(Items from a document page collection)
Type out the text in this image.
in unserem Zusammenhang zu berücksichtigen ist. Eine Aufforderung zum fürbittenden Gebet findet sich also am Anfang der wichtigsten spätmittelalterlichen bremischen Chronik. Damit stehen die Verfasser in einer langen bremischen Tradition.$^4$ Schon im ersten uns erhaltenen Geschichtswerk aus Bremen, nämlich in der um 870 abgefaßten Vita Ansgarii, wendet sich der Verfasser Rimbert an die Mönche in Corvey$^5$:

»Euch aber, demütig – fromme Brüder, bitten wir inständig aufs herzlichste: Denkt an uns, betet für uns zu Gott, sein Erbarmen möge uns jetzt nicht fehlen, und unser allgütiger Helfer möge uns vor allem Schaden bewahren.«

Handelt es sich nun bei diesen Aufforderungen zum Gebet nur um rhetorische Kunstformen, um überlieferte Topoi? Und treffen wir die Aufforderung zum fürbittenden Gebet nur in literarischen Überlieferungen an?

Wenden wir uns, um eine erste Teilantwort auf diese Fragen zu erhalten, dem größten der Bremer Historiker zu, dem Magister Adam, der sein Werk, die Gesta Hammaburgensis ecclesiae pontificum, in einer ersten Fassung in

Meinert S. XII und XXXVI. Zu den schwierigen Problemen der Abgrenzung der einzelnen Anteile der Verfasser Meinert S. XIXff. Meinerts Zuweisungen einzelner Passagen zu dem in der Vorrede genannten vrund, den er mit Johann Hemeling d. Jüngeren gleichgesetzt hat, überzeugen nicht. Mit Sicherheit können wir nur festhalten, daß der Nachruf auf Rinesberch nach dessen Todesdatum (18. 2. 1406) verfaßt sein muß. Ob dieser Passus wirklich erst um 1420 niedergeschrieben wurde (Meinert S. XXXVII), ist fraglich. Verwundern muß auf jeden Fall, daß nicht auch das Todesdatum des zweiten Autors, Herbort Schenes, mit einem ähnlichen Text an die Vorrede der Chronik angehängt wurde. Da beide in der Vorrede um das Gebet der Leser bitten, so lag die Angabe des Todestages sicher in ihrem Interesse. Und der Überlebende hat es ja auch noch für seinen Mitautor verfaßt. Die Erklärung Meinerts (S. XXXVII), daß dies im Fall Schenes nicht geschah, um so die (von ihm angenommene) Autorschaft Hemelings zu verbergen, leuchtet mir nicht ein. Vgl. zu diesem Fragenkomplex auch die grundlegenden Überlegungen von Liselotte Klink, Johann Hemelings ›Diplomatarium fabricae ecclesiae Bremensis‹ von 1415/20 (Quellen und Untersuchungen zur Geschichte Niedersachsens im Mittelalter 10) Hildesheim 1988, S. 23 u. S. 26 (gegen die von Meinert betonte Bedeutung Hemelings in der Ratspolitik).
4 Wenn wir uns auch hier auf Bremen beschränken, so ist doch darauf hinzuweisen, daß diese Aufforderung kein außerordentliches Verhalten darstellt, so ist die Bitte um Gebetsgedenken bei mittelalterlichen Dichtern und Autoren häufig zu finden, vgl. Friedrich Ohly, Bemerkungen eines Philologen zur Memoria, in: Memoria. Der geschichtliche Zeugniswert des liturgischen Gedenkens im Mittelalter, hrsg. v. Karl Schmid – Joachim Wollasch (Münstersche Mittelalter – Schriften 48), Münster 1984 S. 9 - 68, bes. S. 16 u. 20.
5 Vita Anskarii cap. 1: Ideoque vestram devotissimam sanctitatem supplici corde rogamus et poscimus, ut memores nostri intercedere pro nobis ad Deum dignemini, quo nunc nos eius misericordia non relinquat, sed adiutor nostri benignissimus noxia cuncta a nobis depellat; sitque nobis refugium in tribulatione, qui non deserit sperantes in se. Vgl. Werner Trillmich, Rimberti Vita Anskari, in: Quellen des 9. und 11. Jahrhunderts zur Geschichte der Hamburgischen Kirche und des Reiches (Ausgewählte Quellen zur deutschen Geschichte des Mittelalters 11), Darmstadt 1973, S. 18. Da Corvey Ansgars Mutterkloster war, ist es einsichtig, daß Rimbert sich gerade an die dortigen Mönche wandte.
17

• Your assignment:
Copy all lines above containing the string "ersten".

• Answer box:
in unserem Zusammenhang zu berücksichtigen ist. Eine Aufforderung zum fürbittenden Gebet findet sich also am Anfang der wichtigsten spätmittelalterlichen bremischen Chronik. Damit stehen die Verfasser in einer langen bremischen Tradition.$^4$ Schon im ersten uns erhaltenen Geschichtswerk aus Bremen, nämlich in der um 870 abgefaßten Vita Ansgarii, wendet sich der Verfasser Rimbert an die Mönche in Corvey$^5$:
Wenden wir uns, um eine erste Teilantwort auf diese Fragen zu erhalten, dem größten der Bremer Historiker zu, dem Magister Adam, der sein Werk, die Gesta Hammaburgensis ecclesiae pontificum, in einer ersten Fassung in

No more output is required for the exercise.